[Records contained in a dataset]
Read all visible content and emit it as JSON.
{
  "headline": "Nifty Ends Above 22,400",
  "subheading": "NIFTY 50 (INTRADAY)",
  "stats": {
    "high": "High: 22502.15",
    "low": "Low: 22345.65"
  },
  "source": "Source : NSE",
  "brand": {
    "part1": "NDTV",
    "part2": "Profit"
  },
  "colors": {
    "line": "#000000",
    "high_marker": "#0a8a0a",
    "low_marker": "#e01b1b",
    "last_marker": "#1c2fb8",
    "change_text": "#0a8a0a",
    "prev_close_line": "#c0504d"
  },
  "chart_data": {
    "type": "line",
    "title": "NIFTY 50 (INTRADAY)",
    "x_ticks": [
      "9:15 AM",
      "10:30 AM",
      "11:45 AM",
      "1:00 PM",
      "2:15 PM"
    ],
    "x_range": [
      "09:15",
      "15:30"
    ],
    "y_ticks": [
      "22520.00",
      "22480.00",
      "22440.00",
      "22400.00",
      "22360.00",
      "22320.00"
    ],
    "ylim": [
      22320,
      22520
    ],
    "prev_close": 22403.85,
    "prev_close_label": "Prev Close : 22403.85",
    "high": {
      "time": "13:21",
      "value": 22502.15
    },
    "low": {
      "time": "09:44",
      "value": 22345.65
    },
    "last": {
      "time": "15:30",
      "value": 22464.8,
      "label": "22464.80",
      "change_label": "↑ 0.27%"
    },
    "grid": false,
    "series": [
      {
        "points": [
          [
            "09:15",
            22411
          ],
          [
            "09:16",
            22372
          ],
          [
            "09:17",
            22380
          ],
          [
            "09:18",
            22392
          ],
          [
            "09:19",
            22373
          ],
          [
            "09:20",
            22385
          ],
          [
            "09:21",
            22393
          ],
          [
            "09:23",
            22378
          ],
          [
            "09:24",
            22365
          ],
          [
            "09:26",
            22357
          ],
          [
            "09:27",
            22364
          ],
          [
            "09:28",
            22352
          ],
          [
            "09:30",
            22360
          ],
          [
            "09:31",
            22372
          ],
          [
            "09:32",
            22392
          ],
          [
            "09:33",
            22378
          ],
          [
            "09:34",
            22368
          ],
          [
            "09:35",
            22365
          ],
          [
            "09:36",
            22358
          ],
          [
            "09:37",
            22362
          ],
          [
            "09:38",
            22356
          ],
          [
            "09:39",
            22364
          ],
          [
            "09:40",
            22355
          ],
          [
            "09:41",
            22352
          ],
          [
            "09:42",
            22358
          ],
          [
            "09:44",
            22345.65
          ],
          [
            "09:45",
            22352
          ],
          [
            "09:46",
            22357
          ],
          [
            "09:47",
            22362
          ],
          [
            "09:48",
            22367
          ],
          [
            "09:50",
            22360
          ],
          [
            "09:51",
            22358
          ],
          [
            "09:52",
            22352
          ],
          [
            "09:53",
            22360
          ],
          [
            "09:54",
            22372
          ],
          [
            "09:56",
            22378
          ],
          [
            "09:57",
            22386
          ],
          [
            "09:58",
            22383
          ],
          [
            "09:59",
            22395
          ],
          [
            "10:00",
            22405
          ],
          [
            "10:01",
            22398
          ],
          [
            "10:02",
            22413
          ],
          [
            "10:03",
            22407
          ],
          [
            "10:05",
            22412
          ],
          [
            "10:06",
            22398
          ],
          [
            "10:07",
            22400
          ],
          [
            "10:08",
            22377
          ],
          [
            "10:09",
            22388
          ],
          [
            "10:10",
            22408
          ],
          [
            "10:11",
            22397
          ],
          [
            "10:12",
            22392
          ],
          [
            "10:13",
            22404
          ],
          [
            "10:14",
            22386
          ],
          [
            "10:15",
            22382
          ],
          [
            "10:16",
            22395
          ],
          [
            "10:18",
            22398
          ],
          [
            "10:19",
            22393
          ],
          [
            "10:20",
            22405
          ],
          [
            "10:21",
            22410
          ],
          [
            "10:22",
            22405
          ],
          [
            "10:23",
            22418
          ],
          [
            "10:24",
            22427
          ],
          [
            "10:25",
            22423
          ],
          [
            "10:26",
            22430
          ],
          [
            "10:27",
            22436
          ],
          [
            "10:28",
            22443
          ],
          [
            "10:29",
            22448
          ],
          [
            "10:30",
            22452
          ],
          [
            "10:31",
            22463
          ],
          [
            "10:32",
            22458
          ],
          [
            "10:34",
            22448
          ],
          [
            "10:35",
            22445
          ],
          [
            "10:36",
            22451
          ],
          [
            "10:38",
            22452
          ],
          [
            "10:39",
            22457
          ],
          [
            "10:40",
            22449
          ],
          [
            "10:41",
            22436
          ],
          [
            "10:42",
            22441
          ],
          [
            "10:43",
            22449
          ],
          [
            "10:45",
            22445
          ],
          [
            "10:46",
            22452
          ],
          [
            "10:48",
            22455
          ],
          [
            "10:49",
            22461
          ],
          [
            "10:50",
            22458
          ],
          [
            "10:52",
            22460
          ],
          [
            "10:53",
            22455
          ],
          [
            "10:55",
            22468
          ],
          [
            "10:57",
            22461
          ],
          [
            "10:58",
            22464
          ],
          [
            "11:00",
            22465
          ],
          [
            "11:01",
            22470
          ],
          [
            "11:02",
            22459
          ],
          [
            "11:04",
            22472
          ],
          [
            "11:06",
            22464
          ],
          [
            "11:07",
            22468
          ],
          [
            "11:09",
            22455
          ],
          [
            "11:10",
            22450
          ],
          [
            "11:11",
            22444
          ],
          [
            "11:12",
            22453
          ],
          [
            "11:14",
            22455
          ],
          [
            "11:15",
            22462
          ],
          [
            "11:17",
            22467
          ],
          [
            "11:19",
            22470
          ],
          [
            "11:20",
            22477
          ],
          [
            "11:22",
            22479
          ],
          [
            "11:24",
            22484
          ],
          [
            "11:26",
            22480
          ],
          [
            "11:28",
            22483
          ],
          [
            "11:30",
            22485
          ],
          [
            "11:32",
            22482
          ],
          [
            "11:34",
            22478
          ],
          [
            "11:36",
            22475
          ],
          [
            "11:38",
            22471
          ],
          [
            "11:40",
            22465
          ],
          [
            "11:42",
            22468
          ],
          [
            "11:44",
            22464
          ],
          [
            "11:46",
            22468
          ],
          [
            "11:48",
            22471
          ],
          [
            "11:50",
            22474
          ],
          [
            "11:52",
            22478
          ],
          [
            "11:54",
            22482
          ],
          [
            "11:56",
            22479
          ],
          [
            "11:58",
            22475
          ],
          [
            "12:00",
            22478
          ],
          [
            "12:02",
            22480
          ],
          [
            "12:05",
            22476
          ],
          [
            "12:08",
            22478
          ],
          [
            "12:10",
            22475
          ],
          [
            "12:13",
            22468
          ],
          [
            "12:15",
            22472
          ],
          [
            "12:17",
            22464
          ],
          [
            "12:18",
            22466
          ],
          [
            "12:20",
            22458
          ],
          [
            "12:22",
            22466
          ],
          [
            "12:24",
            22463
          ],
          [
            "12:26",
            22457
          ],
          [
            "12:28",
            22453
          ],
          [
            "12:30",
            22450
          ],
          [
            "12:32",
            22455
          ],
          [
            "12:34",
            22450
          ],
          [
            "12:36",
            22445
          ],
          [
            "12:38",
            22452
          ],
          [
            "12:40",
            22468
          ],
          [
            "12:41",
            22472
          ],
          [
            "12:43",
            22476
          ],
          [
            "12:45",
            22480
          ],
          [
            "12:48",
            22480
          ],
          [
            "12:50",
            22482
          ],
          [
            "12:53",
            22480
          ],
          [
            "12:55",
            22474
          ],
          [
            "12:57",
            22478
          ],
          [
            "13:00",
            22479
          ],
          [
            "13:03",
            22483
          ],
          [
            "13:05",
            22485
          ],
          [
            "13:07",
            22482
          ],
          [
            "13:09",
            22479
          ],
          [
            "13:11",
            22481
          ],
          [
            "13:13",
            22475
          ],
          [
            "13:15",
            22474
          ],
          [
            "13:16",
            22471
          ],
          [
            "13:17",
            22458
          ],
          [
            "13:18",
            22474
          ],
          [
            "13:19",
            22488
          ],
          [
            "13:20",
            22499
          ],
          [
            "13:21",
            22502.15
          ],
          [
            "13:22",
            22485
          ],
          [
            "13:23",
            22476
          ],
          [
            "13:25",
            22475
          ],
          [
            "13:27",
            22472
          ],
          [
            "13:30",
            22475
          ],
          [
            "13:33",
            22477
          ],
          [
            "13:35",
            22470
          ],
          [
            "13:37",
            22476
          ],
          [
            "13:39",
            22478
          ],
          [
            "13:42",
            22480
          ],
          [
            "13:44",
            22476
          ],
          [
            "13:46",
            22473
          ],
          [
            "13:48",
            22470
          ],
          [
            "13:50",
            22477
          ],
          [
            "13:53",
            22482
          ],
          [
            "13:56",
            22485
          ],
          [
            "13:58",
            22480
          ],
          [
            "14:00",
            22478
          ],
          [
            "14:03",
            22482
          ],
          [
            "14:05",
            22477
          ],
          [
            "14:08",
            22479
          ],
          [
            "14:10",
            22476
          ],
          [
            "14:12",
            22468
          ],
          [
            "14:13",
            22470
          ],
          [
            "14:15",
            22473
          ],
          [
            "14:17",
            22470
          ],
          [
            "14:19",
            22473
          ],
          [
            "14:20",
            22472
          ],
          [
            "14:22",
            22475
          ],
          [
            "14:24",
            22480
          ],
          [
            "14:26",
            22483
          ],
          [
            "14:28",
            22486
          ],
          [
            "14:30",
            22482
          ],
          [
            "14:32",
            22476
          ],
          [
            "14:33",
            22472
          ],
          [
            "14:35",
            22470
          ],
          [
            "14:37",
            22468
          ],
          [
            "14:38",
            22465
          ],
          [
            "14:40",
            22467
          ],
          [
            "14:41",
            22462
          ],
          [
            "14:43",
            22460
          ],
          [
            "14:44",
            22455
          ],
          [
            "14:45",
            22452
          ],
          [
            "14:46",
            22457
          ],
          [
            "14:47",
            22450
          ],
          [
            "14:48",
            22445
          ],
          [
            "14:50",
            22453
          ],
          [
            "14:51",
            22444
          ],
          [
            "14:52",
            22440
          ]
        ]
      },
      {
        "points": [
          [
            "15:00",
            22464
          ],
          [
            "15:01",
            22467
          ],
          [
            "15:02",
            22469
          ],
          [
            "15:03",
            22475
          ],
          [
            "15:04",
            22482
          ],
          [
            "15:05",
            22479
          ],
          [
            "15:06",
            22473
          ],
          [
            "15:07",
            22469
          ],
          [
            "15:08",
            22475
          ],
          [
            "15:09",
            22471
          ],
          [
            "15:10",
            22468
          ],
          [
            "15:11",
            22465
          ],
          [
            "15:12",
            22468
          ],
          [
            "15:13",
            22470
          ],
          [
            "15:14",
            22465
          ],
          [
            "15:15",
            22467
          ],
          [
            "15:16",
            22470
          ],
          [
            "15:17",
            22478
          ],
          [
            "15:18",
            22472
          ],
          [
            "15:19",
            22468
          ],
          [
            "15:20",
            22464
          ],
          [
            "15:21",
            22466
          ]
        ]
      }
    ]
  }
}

## [BRIEF]
Copy out every line holding the string "INTRADAY".

## [RESULT OF THE TASK]
  "subheading": "NIFTY 50 (INTRADAY)",
    "title": "NIFTY 50 (INTRADAY)",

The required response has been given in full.